(Records excerpted from a collection)
--------

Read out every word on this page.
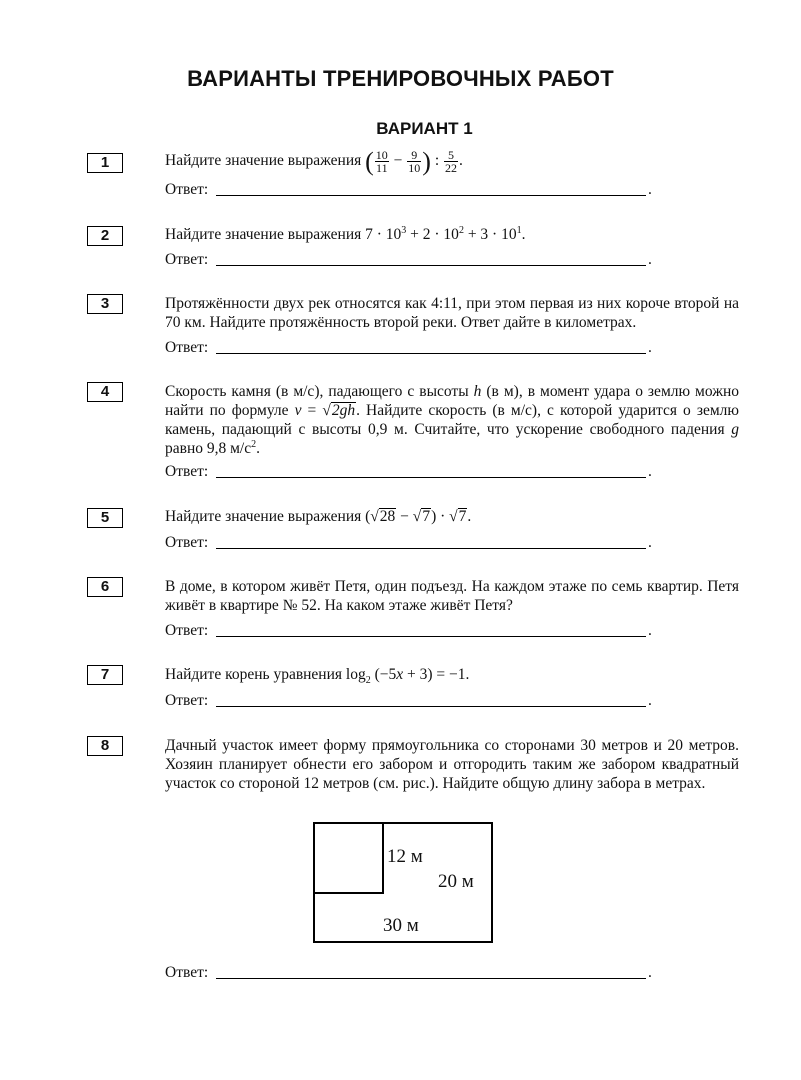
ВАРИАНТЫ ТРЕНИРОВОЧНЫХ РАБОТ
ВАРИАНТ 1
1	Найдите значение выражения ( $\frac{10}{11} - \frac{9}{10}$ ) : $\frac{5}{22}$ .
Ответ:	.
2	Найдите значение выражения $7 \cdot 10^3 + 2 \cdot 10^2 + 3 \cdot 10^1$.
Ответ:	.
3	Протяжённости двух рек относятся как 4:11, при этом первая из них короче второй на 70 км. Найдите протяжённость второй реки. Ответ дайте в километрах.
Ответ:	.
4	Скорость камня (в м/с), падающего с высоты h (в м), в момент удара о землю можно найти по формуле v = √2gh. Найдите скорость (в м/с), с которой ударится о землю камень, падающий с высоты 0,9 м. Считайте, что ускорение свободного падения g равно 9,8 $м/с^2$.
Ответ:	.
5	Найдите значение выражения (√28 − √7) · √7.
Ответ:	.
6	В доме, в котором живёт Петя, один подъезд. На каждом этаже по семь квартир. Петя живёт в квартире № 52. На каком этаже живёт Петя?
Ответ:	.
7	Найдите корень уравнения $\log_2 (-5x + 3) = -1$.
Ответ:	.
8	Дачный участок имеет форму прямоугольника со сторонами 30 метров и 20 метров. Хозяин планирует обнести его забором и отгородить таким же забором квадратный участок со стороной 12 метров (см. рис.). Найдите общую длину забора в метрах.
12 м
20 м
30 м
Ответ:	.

--------

▶ **WRITTEN PROBLEM**
Identify all lines in the records above with the word "выражения".

▶ **RESPONSE TO THE EXERCISE**
1	Найдите значение выражения ( $\frac{10}{11} - \frac{9}{10}$ ) : $\frac{5}{22}$ .
2	Найдите значение выражения $7 \cdot 10^3 + 2 \cdot 10^2 + 3 \cdot 10^1$.
5	Найдите значение выражения (√28 − √7) · √7.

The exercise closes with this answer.